══ Texto de origen

ASOMBROSA DENSIDAD
De Hugo Claus podemos aportar, de inmediato, un par de datos que para muchos resultaran, seguramente, notables: tuvo una relación amorosa con Sylvia Kristel, la actriz de Emmanuel, y a causa de los estragos que el mal del Alzheimer hizo en el escritor, Claus pidió y consiguió que se le aplicara la eutanasia, tras un gran revuelo con mediación de ministros incluida. Valgan estos datos sorprendentes como una manera de introducir al escritor flamenco, más que nada producto del asombro que me ha producido la lectura de su obra, un aturdimiento del cual intento salir de alguna manera para afrontar la presente entrada.
En efecto, El
asombro deja asombrado, perplejo, pasmado. Es una novela densa, compleja,
extraordinariamente exigente con el lector, que va goteando su trama con una
arquitectura laberíntica, en donde muchas cosas se insinúan, otras se dejan
caer como por casualidad o desgana, para ser retomadas muchas páginas después e
ir encajando como por milagro, tomando forma así todo el complejo narrativo que
encierra una historia que es reflexión sobre el mal, tiene mucho de evocación
de fantasmas personales y un deseo de catarsis: el espíritu de un oficial nazi
llamado Crabbe –no como entidad ectoplasmática sino como recuerdo-, que cala
hondo hasta apoderarse en una especie de inquietante duermevela en un profesor
de literatura.

════
══ Los datos

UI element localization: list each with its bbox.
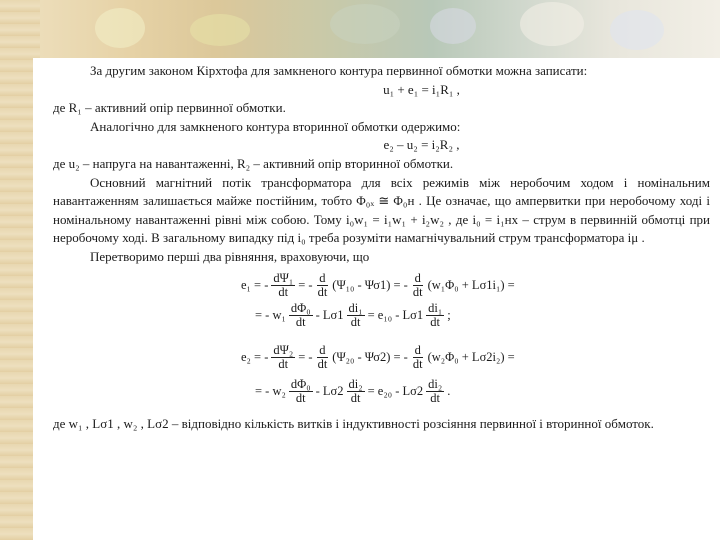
fraction-num: di₁: [348, 301, 363, 316]
fraction: [411, 344, 425, 371]
formula-row: [241, 301, 710, 331]
formula-row: [241, 341, 710, 375]
fraction-num: dΦ₀: [290, 301, 311, 316]
fraction-num: di₂: [428, 377, 443, 392]
fraction: [426, 302, 444, 329]
formula-part: = -: [298, 278, 313, 293]
formula-part: (Ψ₂₀ - Ψσ2) = -: [332, 350, 408, 365]
fraction: [316, 344, 330, 371]
formula-row: [241, 375, 710, 409]
fraction-num: di₂: [348, 377, 363, 392]
fraction-den: dt: [278, 285, 289, 300]
decorative-flower: [430, 8, 476, 44]
fraction-den: dt: [350, 315, 361, 330]
document-content: [53, 62, 710, 433]
formula-part: = -: [298, 350, 313, 365]
fraction-den: dt: [430, 391, 441, 406]
fraction-num: dΨ₂: [273, 343, 294, 358]
formula-part: e₁ = -: [241, 278, 269, 293]
formula-part: - Lσ2: [315, 384, 344, 399]
formula-part: = e₁₀ - Lσ1: [367, 308, 424, 323]
formula-part: (w₁Φ₀ + Lσ1i₁) =: [427, 278, 515, 293]
fraction: [411, 272, 425, 299]
paragraph: Основний магнітний потік трансформатора для всіх режимів між неробочим ходом і номінальним навантаженням залишається майже постійним, тобто Φ₀ₓ ≅ Φ₀н . Це означає, що ампервитки при неробочому ході і номінальному навантаженні рівні між собою. Тому i₀w₁ = i₁w₁ + i₂w₂ , де i₀ = i₁нх – струм в первинній обмотці при неробочому ході. В загальному випадку під i₀ треба розуміти намагнічувальний струм трансформатора iμ .: [53, 174, 710, 246]
text-line: Аналогічно для замкненого контура вторинної обмотки одержимо:: [90, 118, 461, 134]
decorative-flower: [330, 4, 400, 44]
fraction-num: d: [319, 343, 326, 358]
text-line: де R₁ – активний опір первинної обмотки.: [53, 100, 286, 116]
text-line: де u₂ – напруга на навантаженні, R₂ – активний опір вторинної обмотки.: [53, 155, 454, 171]
fraction-den: dt: [412, 285, 423, 300]
fraction-num: di₁: [428, 301, 443, 316]
formula-part: = e₂₀ - Lσ2: [367, 384, 424, 399]
formula-part: = - w₁: [255, 308, 286, 323]
fraction-num: d: [414, 271, 421, 286]
formula-row: [241, 271, 710, 301]
fraction: [426, 378, 444, 405]
decorative-flower: [95, 8, 145, 48]
fraction: [271, 272, 295, 299]
fraction-num: dΦ₀: [290, 377, 311, 392]
text-line: де w₁ , Lσ1 , w₂ , Lσ2 – відповідно кількість витків і індуктивності розсіяння первинної і вторинної обмоток.: [53, 415, 654, 431]
fraction: [289, 302, 313, 329]
equation-line: u₁ + e₁ = i₁R₁ ,: [383, 81, 460, 97]
fraction: [316, 272, 330, 299]
formula-part: (w₂Φ₀ + Lσ2i₂) =: [427, 350, 515, 365]
formula-part: e₂ = -: [241, 350, 269, 365]
fraction: [347, 302, 365, 329]
equation-line: e₂ – u₂ = i₂R₂ ,: [383, 137, 460, 153]
fraction-den: dt: [295, 391, 306, 406]
decorative-flower: [610, 10, 664, 50]
formula-part: (Ψ₁₀ - Ψσ1) = -: [332, 278, 408, 293]
fraction-den: dt: [317, 357, 328, 372]
fraction-den: dt: [430, 315, 441, 330]
fraction-num: dΨ₁: [273, 271, 294, 286]
fraction: [271, 344, 295, 371]
fraction: [347, 378, 365, 405]
fraction-den: dt: [317, 285, 328, 300]
decorative-flower: [520, 2, 584, 46]
text-line: За другим законом Кірхтофа для замкненого контура первинної обмотки можна записати:: [90, 63, 588, 78]
formula-part: .: [447, 384, 451, 399]
formula-part: = - w₂: [255, 384, 286, 399]
fraction-num: d: [319, 271, 326, 286]
text-line: Перетворимо перші два рівняння, враховуючи, що: [90, 248, 370, 264]
fraction-den: dt: [412, 357, 423, 372]
fraction: [289, 378, 313, 405]
fraction-num: d: [414, 343, 421, 358]
decorative-flower: [190, 14, 250, 46]
formula-block: [53, 271, 710, 409]
fraction-den: dt: [278, 357, 289, 372]
fraction-den: dt: [350, 391, 361, 406]
formula-part: ;: [447, 308, 451, 323]
formula-part: - Lσ1: [315, 308, 344, 323]
fraction-den: dt: [295, 315, 306, 330]
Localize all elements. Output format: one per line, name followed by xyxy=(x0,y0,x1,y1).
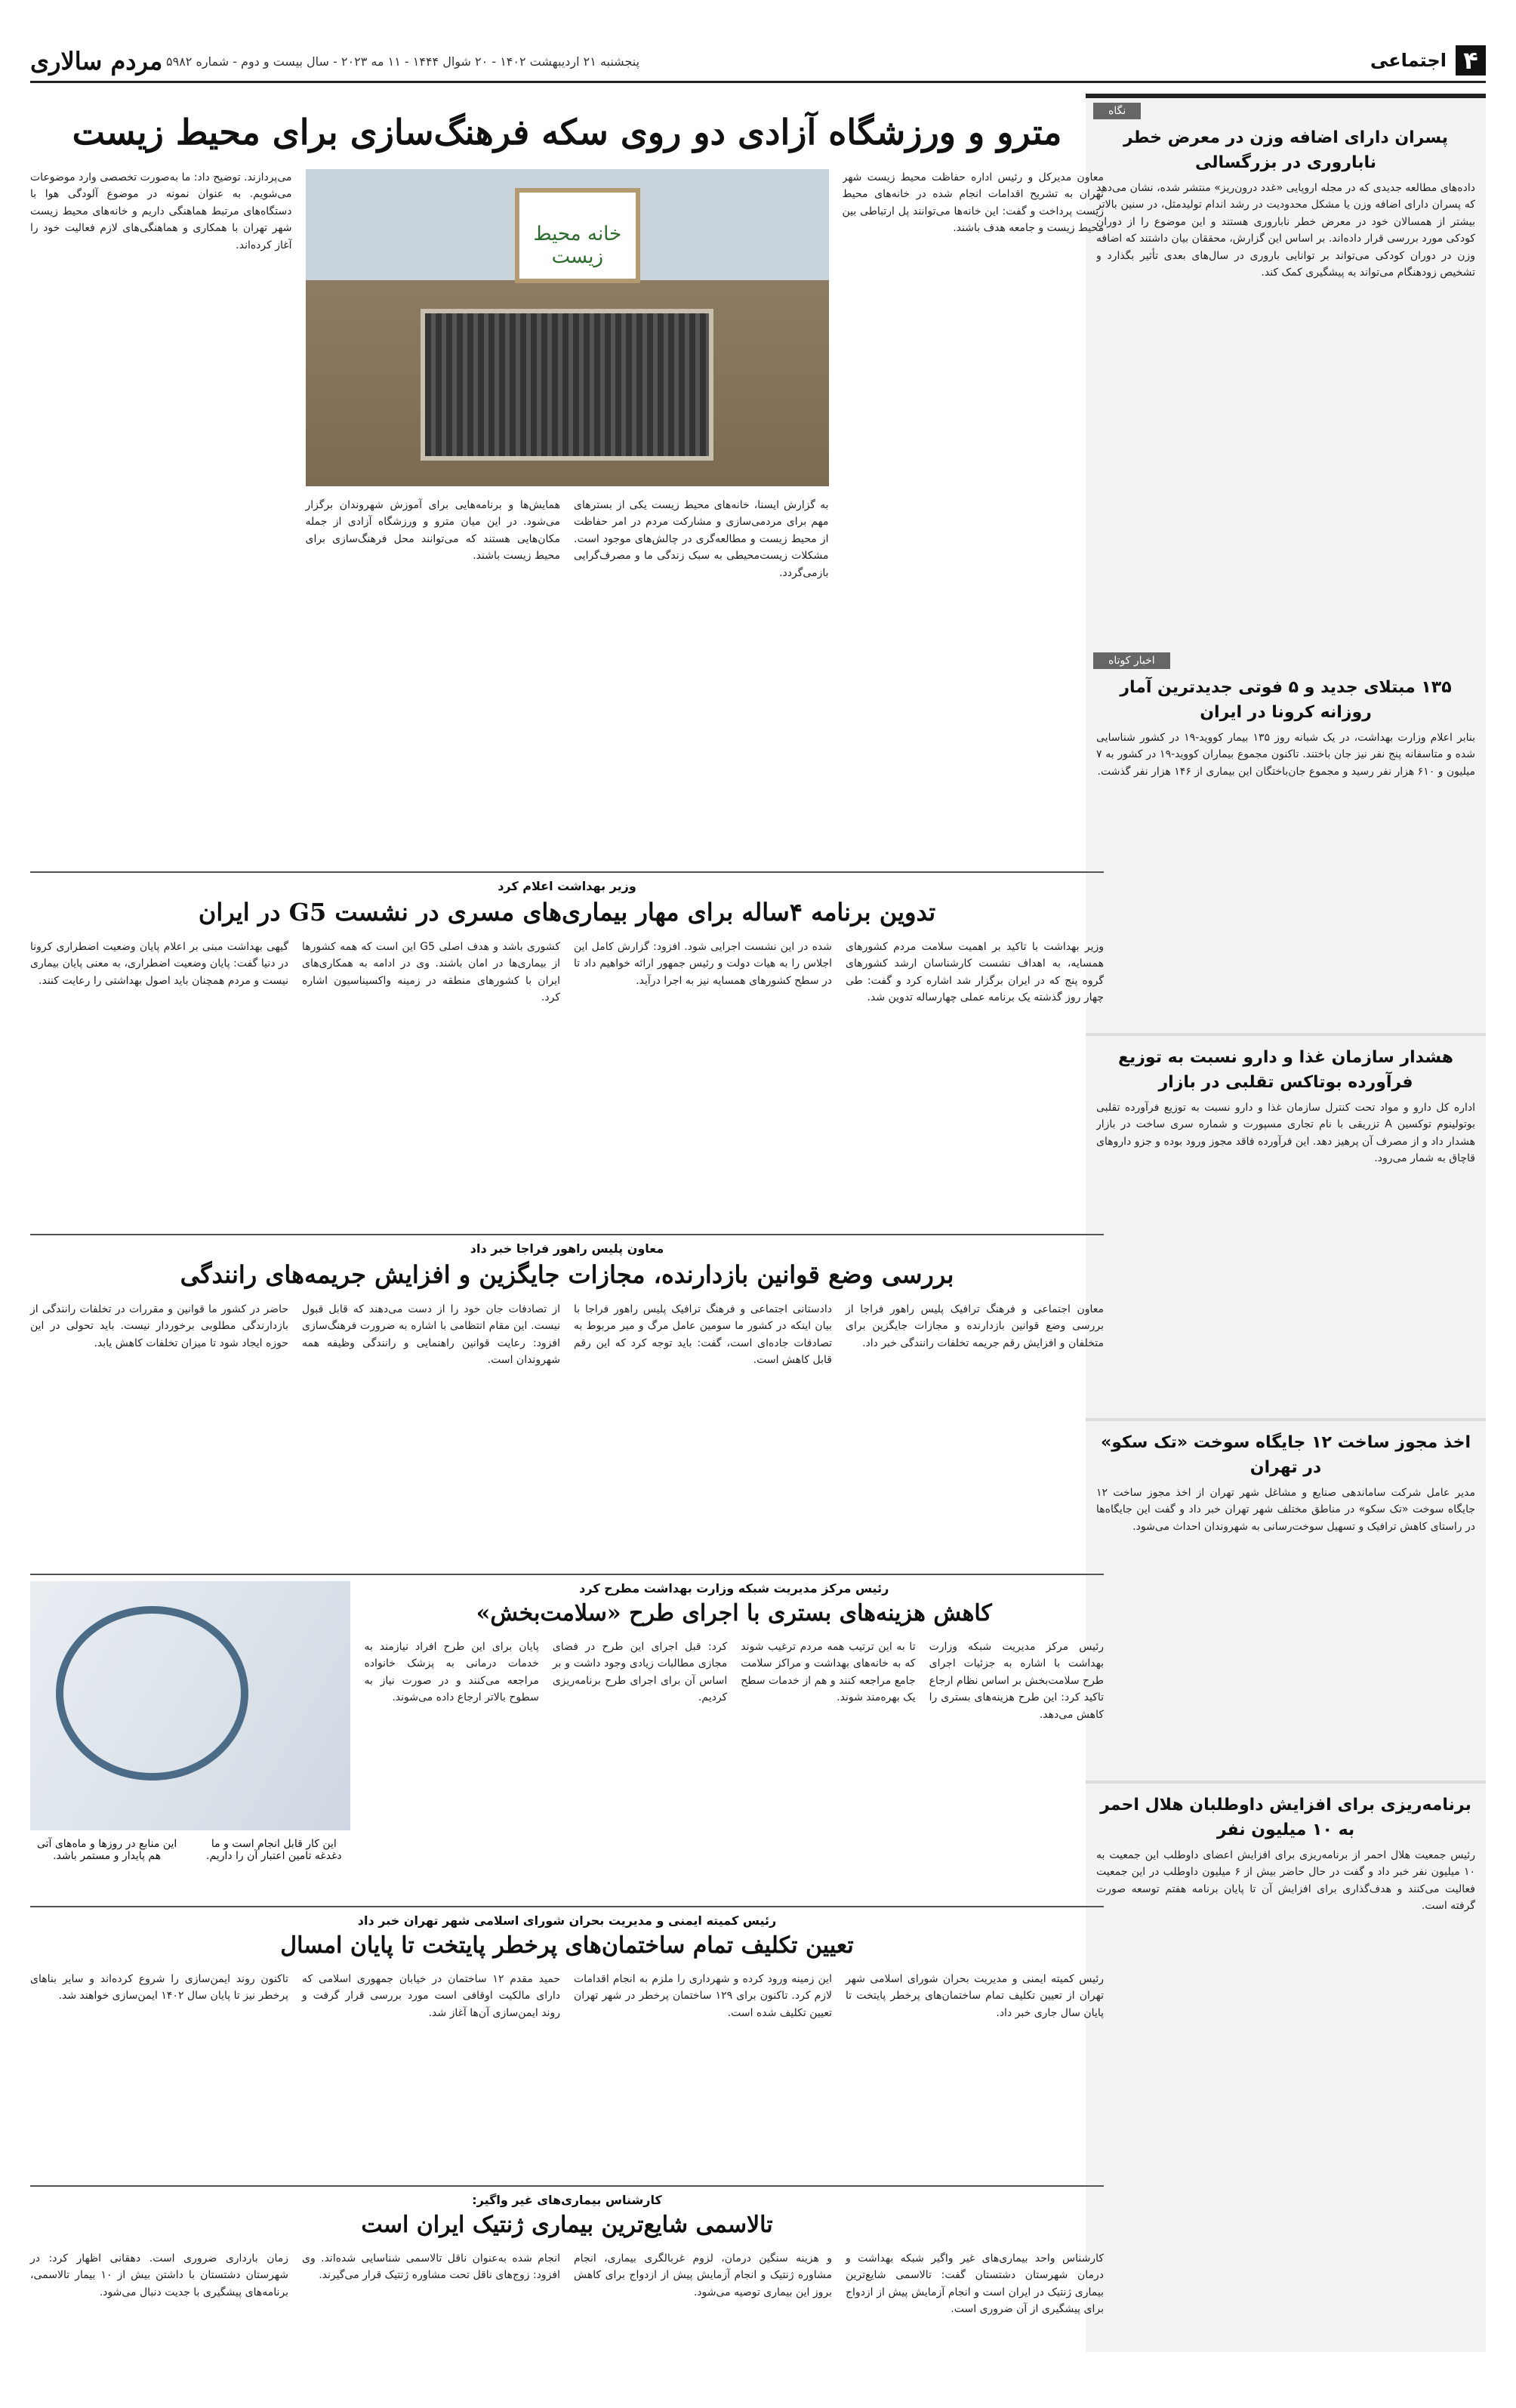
divider xyxy=(1086,1033,1486,1036)
headline: مترو و ورزشگاه آزادی دو روی سکه فرهنگ‌سازی برای محیط زیست xyxy=(72,112,1062,153)
article-salamat-bakhsh xyxy=(30,1581,1104,1898)
article-column: این زمینه ورود کرده و شهرداری را ملزم به انجام اقدامات لازم کرد. تاکنون برای ۱۲۹ ساختمان پرخطر در شهر تهران تعیین تکلیف شده است. xyxy=(574,1973,832,2019)
divider xyxy=(1086,1418,1486,1421)
divider xyxy=(30,871,1104,873)
issue-date-line: پنجشنبه ۲۱ اردیبهشت ۱۴۰۲ - ۲۰ شوال ۱۴۴۴ - ۱۱ مه ۲۰۲۳ - سال بیست و دوم - شماره ۵۹۸۲ xyxy=(166,54,640,69)
divider xyxy=(1086,1781,1486,1784)
headline: تدوین برنامه ۴ساله برای مهار بیماری‌های مسری در نشست G5 در ایران xyxy=(198,898,936,927)
green-house-gate-photo xyxy=(306,169,829,486)
article-g5-meeting xyxy=(30,879,1104,1226)
masthead xyxy=(30,45,1486,83)
article-column: زمان بارداری ضروری است. دهقانی اظهار کرد: در شهرستان دشتستان با داشتن بیش از ۱۰ بیمار تالاسمی، برنامه‌های پیشگیری با جدیت دنبال می‌شود. xyxy=(30,2252,288,2299)
article-body: اداره کل دارو و مواد تحت کنترل سازمان غذا و دارو نسبت به توزیع فرآورده تقلبی بوتولینوم توکسین A تزریقی با نام تجاری مسپورت و شماره سری ساخت در بازار هشدار داد و از مصرف آن پرهیز دهد. این فرآورده فاقد مجوز ورود بوده و جزو داروهای قاچاق به شمار می‌رود. xyxy=(1096,1102,1475,1165)
headline: برنامه‌ریزی برای افزایش داوطلبان هلال احمر به ۱۰ میلیون نفر xyxy=(1100,1796,1471,1839)
article-column: و هزینه سنگین درمان، لزوم غربالگری بیماری، انجام مشاوره ژنتیک و انجام آزمایش پیش از ازدواج برای کاهش بروز این بیماری توصیه می‌شود. xyxy=(574,2252,832,2299)
section-name: اجتماعی xyxy=(1370,50,1447,71)
newspaper-logo: مردم سالاری xyxy=(30,47,163,76)
article-column: حمید مقدم ۱۲ ساختمان در خیابان جمهوری اسلامی که دارای مالکیت اوقافی است مورد بررسی قرار گرفت و روند ایمن‌سازی آن‌ها آغاز شد. xyxy=(302,1973,561,2019)
kicker: رئیس مرکز مدیریت شبکه وزارت بهداشت مطرح کرد xyxy=(579,1581,889,1596)
article-body: مدیر عامل شرکت ساماندهی صنایع و مشاغل شهر تهران از اخذ مجوز ساخت ۱۲ جایگاه سوخت «تک سکو» در مناطق مختلف شهر تهران خبر داد و گفت این جایگاه‌ها در راستای کاهش ترافیک و تسهیل سوخت‌رسانی به شهروندان احداث می‌شود. xyxy=(1096,1487,1475,1533)
section-label: اخبار کوتاه xyxy=(1093,652,1170,669)
article-column: گیهی بهداشت مبنی بر اعلام پایان وضعیت اضطراری کرونا در دنیا گفت: پایان وضعیت اضطراری، به معنی پایان بیماری نیست و مردم همچنان باید اصول بهداشتی را رعایت کنند. xyxy=(30,941,288,987)
article-column: معاون مدیرکل و رئیس اداره حفاظت محیط زیست شهر تهران به تشریح اقدامات انجام شده در خانه‌های محیط زیست پرداخت و گفت: این خانه‌ها می‌توانند پل ارتباطی بین محیط زیست و جامعه هدف باشند. xyxy=(842,171,1104,235)
headline: پسران دارای اضافه وزن در معرض خطر ناباروری در بزرگسالی xyxy=(1123,128,1448,172)
article-column: تاکنون روند ایمن‌سازی را شروع کرده‌اند و سایر بناهای پرخطر نیز تا پایان سال ۱۴۰۲ ایمن‌سازی خواهند شد. xyxy=(30,1973,288,2003)
article-column: کشوری باشد و هدف اصلی G5 این است که همه کشورها از بیماری‌ها در امان باشند. وی در ادامه به همکاری‌های ایران با کشورهای منطقه در زمینه واکسیناسیون اشاره کرد. xyxy=(302,941,560,1004)
headline: تالاسمی شایع‌ترین بیماری ژنتیک ایران است xyxy=(361,2212,773,2238)
gate-door xyxy=(421,309,713,461)
article-traffic-police xyxy=(30,1241,1104,1566)
article-column: شده در این نشست اجرایی شود. افزود: گزارش کامل این اجلاس را به هیات دولت و رئیس جمهور ارائه خواهیم داد تا در سطح کشورهای همسایه نیز به اجرا درآید. xyxy=(574,941,832,987)
article-column: از تصادفات جان خود را از دست می‌دهند که قابل قبول نیست. این مقام انتظامی با اشاره به ضرورت فرهنگ‌سازی افزود: رعایت قوانین راهنمایی و رانندگی وظیفه همه شهروندان است. xyxy=(302,1303,560,1367)
article-column: می‌پردازند. توضیح داد: ما به‌صورت تخصصی وارد موضوعات می‌شویم. به عنوان نمونه در موضوع آلودگی هوا با دستگاه‌های مرتبط هماهنگی داریم و خانه‌های محیط زیست شهر تهران با همکاری و هماهنگی‌های لازم فعالیت خود را آغاز کرده‌اند. xyxy=(30,171,292,251)
headline: ۱۳۵ مبتلای جدید و ۵ فوتی جدیدترین آمار روزانه کرونا در ایران xyxy=(1120,678,1452,722)
sign-text: خانه محیط زیست xyxy=(533,223,622,269)
photo-caption: این کار قابل انجام است و ما دغدغه تامین اعتبار آن را داریم. xyxy=(206,1838,342,1862)
article-column: کرد: قبل اجرای این طرح در فضای مجازی مطالبات زیادی وجود داشت و بر اساس آن برای اجرای طرح برنامه‌ریزی کردیم. xyxy=(552,1641,728,1704)
kicker: معاون پلیس راهور فراجا خبر داد xyxy=(470,1241,664,1256)
article-column: همایش‌ها و برنامه‌هایی برای آموزش شهروندان برگزار می‌شود. در این میان مترو و ورزشگاه آزادی از جمله مکان‌هایی هستند که می‌توانند محل فرهنگ‌سازی برای محیط زیست باشند. xyxy=(305,499,560,563)
stethoscope-icon xyxy=(56,1606,248,1781)
article-column: تا به این ترتیب همه مردم ترغیب شوند که به خانه‌های بهداشت و مراکز سلامت جامع مراجعه کنند و هم از خدمات سطح یک بهره‌مند شوند. xyxy=(741,1641,916,1704)
article-body: رئیس جمعیت هلال احمر از برنامه‌ریزی برای افزایش اعضای داوطلب این جمعیت به ۱۰ میلیون نفر خبر داد و گفت در حال حاضر بیش از ۶ میلیون داوطلب در این جمعیت فعالیت می‌کنند و هدف‌گذاری برای افزایش آن تا پایان برنامه هفتم توسعه صورت گرفته است. xyxy=(1096,1849,1475,1913)
headline: بررسی وضع قوانین بازدارنده، مجازات جایگزین و افزایش جریمه‌های رانندگی xyxy=(180,1260,954,1289)
article-column: وزیر بهداشت با تاکید بر اهمیت سلامت مردم کشورهای همسایه، به اهداف نشست کارشناسان ارشد کشورهای گروه پنج که در ایران برگزار شد اشاره کرد و گفت: طی چهار روز گذشته یک برنامه عملی چهارساله تدوین شد. xyxy=(846,941,1104,1004)
article-body: بنابر اعلام وزارت بهداشت، در یک شبانه روز ۱۳۵ بیمار کووید-۱۹ در کشور شناسایی شده و متاسفانه پنج نفر نیز جان باختند. تاکنون مجموع بیماران کووید-۱۹ در کشور به ۷ میلیون و ۶۱۰ هزار نفر رسید و مجموع جان‌باختگان این بیماری از ۱۴۶ هزار نفر گذشت. xyxy=(1096,732,1475,778)
article-column: دادستانی اجتماعی و فرهنگ ترافیک پلیس راهور فراجا با بیان اینکه در کشور ما سومین عامل مرگ و میر مربوط به تصادفات جاده‌ای است، گفت: باید توجه کرد که این رقم قابل کاهش است. xyxy=(574,1303,832,1367)
right-news-column xyxy=(1086,94,1486,2352)
photo-caption: این منابع در روزها و ماه‌های آتی هم پایدار و مستمر باشد. xyxy=(36,1838,177,1862)
article-column: به گزارش ایسنا، خانه‌های محیط زیست یکی از بسترهای مهم برای مردمی‌سازی و مشارکت مردم در امر حفاظت از محیط زیست و مطالعه‌گری در چالش‌های موجود است. مشکلات زیست‌محیطی به سبک زندگی ما و مصرف‌گرایی بازمی‌گردد. xyxy=(574,499,829,579)
article-column: کارشناس واحد بیماری‌های غیر واگیر شبکه بهداشت و درمان شهرستان دشتستان گفت: تالاسمی شایع‌ترین بیماری ژنتیک در ایران است و انجام آزمایش پیش از ازدواج برای پیشگیری از آن ضروری است. xyxy=(846,2252,1104,2316)
article-column: رئیس کمیته ایمنی و مدیریت بحران شورای اسلامی شهر تهران از تعیین تکلیف تمام ساختمان‌های پرخطر پایتخت تا پایان سال جاری خبر داد. xyxy=(846,1973,1104,2019)
article-column: معاون اجتماعی و فرهنگ ترافیک پلیس راهور فراجا از بررسی وضع قوانین بازدارنده و مجازات جایگزین برای متخلفان و افزایش رقم جریمه تخلفات رانندگی خبر داد. xyxy=(846,1303,1104,1349)
headline: هشدار سازمان غذا و دارو نسبت به توزیع فرآورده بوتاکس تقلبی در بازار xyxy=(1117,1048,1454,1092)
divider xyxy=(30,1574,1104,1575)
article-metro-environment xyxy=(30,112,1104,867)
section-number: ۴ xyxy=(1456,45,1486,76)
divider xyxy=(30,2185,1104,2187)
medical-photo xyxy=(30,1581,350,1830)
article-column: پایان برای این طرح افراد نیازمند به خدمات درمانی به پزشک خانواده مراجعه می‌کنند و در صورت نیاز به سطوح بالاتر ارجاع داده می‌شوند. xyxy=(364,1641,539,1704)
article-column: رئیس مرکز مدیریت شبکه وزارت بهداشت با اشاره به جزئیات اجرای طرح سلامت‌بخش بر اساس نظام ارجاع تاکید کرد: این طرح هزینه‌های بستری را کاهش می‌دهد. xyxy=(929,1641,1104,1721)
section-label: نگاه xyxy=(1093,103,1141,119)
kicker: کارشناس بیماری‌های غیر واگیر: xyxy=(472,2193,662,2207)
article-body: داده‌های مطالعه جدیدی که در مجله اروپایی «غدد درون‌ریز» منتشر شده، نشان می‌دهد که پسران دارای اضافه وزن یا مشکل محدودیت در رشد اندام تولیدمثل، در سنین بالاتر بیشتر از همسالان خود در معرض خطر ناباروری هستند و این موضوع را از دوران کودکی مورد بررسی قرار داده‌اند. بر اساس این گزارش، محققان بیان داشتند که اضافه وزن در دوران کودکی می‌تواند بر توانایی باروری در سال‌های بعدی تأثیر بگذارد و تشخیص زودهنگام می‌تواند به پیشگیری کمک کند. xyxy=(1096,182,1475,279)
divider xyxy=(30,1234,1104,1235)
headline: اخذ مجوز ساخت ۱۲ جایگاه سوخت «تک سکو» در تهران xyxy=(1101,1433,1471,1477)
headline: تعیین تکلیف تمام ساختمان‌های پرخطر پایتخت تا پایان امسال xyxy=(280,1932,854,1959)
main-content xyxy=(30,94,1104,2352)
kicker: وزیر بهداشت اعلام کرد xyxy=(498,879,636,893)
divider xyxy=(30,1906,1104,1907)
green-sign xyxy=(515,188,640,283)
kicker: رئیس کمیته ایمنی و مدیریت بحران شورای اسلامی شهر تهران خبر داد xyxy=(357,1913,777,1928)
article-thalassemia xyxy=(30,2193,1104,2408)
headline: کاهش هزینه‌های بستری با اجرای طرح «سلامت‌بخش» xyxy=(476,1600,992,1626)
article-risky-buildings xyxy=(30,1913,1104,2178)
article-column: حاضر در کشور ما قوانین و مقررات در تخلفات رانندگی از بازدارندگی مطلوبی برخوردار نیست. باید تحولی در این حوزه ایجاد شود تا میزان تخلفات کاهش یابد. xyxy=(30,1303,288,1349)
article-column: انجام شده به‌عنوان ناقل تالاسمی شناسایی شده‌اند. وی افزود: زوج‌های ناقل تحت مشاوره ژنتیک قرار می‌گیرند. xyxy=(302,2252,560,2282)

════

Consigna A: Según el texto de origen, ¿con qué actriz tuvo Hugo Claus una relación amorosa?
Consigna B: Presenta como lista numerada, sin líneas en blanco, las filas de los datos que van desde la que contiene "divider xyxy=(1086,1033,1486,1036)" hasta la que contiene "article-g5-meeting xyxy=(30,879,1104,1226)", ambas incluidas.

Respuesta A: Con Sylvia Kristel, la actriz de Emmanuel.

Respuesta B:
1. divider xyxy=(1086,1033,1486,1036)
2. headline: مترو و ورزشگاه آزادی دو روی سکه فرهنگ‌سازی برای محیط زیست xyxy=(72,112,1062,153)
3. article-salamat-bakhsh xyxy=(30,1581,1104,1898)
4. article-column: این زمینه ورود کرده و شهرداری را ملزم به انجام اقدامات لازم کرد. تاکنون برای ۱۲۹ ساختمان پرخطر در شهر تهران تعیین تکلیف شده است. xyxy=(574,1973,832,2019)
5. divider xyxy=(1086,1418,1486,1421)
6. divider xyxy=(30,871,1104,873)
7. issue-date-line: پنجشنبه ۲۱ اردیبهشت ۱۴۰۲ - ۲۰ شوال ۱۴۴۴ - ۱۱ مه ۲۰۲۳ - سال بیست و دوم - شماره ۵۹۸۲ xyxy=(166,54,640,69)
8. divider xyxy=(1086,1781,1486,1784)
9. headline: تدوین برنامه ۴ساله برای مهار بیماری‌های مسری در نشست G5 در ایران xyxy=(198,898,936,927)
10. green-house-gate-photo xyxy=(306,169,829,486)
11. article-g5-meeting xyxy=(30,879,1104,1226)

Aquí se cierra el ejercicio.